■ WORK ITEM ■
Pick out every line of the entries below where "JSON" occurs, and copy those lines.

■ Figure collection entries ■
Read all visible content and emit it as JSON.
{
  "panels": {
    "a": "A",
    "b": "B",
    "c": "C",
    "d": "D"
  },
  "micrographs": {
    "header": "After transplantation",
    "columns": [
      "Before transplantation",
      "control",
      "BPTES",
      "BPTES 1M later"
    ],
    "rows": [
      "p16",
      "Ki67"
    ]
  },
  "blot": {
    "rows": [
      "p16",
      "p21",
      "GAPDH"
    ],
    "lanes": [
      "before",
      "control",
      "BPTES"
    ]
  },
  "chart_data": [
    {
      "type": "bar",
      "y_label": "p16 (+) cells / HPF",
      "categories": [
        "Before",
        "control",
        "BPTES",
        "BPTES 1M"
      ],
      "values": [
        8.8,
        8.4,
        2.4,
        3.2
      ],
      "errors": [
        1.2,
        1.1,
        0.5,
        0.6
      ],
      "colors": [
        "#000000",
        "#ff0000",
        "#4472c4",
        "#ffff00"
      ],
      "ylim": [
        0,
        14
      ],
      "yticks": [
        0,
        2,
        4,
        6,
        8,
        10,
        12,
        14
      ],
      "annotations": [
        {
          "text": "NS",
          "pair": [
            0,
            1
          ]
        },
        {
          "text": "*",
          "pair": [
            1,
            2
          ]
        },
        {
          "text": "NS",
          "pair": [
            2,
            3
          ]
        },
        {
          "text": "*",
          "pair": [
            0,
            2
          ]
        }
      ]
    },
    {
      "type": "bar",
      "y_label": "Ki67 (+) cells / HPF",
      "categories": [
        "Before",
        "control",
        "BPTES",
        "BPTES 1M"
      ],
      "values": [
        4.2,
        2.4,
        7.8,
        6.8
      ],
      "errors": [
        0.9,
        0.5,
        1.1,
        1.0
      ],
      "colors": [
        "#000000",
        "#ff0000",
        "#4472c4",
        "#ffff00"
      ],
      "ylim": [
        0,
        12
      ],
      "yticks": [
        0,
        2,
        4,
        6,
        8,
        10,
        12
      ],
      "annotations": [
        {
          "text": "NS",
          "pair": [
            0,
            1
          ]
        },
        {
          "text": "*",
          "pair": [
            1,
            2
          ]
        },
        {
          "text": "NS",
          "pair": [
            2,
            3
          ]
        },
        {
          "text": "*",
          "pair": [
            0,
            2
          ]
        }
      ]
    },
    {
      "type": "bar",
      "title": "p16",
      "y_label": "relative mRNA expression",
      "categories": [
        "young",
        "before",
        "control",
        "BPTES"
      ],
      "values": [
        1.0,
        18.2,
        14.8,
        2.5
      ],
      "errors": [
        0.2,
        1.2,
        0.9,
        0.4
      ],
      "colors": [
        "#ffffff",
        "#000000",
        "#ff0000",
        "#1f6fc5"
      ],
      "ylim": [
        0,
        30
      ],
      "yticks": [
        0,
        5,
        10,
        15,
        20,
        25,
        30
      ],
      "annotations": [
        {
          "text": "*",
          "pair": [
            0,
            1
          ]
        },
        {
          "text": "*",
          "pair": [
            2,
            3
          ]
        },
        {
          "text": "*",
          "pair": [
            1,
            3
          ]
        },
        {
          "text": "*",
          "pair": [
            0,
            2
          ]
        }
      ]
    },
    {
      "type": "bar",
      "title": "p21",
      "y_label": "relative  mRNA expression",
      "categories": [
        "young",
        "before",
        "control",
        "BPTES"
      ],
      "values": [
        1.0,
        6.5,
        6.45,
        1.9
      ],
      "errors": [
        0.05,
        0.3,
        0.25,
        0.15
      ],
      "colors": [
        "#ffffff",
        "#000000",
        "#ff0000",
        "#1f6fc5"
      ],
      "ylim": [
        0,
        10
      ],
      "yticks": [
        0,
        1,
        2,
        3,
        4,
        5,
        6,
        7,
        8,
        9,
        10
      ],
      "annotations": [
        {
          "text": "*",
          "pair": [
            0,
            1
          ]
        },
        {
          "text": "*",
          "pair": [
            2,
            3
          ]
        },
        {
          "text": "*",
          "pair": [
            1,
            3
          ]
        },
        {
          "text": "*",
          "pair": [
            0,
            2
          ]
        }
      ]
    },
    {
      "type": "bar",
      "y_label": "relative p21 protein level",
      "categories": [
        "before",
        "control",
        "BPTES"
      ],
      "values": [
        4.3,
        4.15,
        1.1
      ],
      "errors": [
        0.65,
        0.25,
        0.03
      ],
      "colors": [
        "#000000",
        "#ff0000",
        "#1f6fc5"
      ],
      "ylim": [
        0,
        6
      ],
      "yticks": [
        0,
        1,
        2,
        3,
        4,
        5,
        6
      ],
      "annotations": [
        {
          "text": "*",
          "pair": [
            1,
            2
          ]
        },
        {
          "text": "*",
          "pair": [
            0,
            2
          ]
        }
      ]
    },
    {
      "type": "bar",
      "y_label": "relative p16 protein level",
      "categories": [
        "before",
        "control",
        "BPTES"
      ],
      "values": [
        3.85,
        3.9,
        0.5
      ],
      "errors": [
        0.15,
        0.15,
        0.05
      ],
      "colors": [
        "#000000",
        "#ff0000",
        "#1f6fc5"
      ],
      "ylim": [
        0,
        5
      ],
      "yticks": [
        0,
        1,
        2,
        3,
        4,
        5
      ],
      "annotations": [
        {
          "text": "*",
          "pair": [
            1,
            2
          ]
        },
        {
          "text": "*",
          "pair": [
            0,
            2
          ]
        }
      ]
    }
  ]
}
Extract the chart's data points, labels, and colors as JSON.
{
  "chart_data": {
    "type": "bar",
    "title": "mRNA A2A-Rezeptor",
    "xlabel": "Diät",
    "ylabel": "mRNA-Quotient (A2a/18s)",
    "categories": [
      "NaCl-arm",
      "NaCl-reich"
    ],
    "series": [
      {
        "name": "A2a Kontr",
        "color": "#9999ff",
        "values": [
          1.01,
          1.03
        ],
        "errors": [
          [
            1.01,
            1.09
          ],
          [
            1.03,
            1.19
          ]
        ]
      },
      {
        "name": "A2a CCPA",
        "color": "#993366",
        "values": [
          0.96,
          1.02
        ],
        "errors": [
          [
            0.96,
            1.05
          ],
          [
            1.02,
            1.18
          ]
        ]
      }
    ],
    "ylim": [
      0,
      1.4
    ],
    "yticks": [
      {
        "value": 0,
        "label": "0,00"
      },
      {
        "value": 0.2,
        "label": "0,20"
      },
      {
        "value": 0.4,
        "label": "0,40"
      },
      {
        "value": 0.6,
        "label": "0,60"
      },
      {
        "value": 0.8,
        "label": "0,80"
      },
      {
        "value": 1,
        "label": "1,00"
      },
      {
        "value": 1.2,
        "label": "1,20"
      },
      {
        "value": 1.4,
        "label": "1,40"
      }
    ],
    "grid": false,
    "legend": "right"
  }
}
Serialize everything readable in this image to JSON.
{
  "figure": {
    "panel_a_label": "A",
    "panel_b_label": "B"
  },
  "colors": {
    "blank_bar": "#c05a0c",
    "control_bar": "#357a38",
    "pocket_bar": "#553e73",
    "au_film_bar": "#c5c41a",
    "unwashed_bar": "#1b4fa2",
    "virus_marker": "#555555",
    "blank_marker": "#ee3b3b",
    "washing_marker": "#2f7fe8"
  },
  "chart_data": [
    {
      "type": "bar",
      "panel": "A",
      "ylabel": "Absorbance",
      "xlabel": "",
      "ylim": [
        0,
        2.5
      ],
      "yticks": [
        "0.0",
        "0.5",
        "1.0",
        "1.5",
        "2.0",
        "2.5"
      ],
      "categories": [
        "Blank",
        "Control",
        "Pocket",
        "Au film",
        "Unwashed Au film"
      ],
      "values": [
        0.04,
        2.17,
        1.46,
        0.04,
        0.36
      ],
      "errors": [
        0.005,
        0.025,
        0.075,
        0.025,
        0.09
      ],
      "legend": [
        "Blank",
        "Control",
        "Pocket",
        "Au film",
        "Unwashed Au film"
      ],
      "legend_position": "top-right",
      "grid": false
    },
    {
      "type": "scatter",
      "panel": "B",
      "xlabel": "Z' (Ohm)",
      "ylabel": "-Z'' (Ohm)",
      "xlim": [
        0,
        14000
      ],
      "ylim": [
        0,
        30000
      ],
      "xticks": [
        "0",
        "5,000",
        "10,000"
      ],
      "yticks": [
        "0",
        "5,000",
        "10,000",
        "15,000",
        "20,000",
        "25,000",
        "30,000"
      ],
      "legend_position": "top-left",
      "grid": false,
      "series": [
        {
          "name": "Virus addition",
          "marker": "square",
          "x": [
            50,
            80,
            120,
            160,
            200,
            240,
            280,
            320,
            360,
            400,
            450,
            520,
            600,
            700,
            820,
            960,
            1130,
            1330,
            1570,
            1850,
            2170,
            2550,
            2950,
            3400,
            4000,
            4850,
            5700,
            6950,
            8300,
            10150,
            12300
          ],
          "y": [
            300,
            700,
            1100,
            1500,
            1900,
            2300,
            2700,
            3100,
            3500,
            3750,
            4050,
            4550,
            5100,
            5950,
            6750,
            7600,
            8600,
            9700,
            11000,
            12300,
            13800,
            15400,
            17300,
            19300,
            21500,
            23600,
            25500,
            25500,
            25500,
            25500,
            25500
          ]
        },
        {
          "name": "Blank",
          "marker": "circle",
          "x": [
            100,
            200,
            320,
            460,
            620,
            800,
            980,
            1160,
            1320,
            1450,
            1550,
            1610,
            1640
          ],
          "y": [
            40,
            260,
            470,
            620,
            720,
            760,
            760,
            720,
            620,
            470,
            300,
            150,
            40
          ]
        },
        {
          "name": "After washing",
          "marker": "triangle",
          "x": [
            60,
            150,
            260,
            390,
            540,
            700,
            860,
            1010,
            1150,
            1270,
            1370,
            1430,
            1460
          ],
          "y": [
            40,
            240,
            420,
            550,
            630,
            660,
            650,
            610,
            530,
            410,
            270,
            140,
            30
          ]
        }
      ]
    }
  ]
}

■ REPLY TO THE TASK ■
Read all visible content and emit it as JSON.
Extract the chart's data points, labels, and colors as JSON.
Serialize everything readable in this image to JSON.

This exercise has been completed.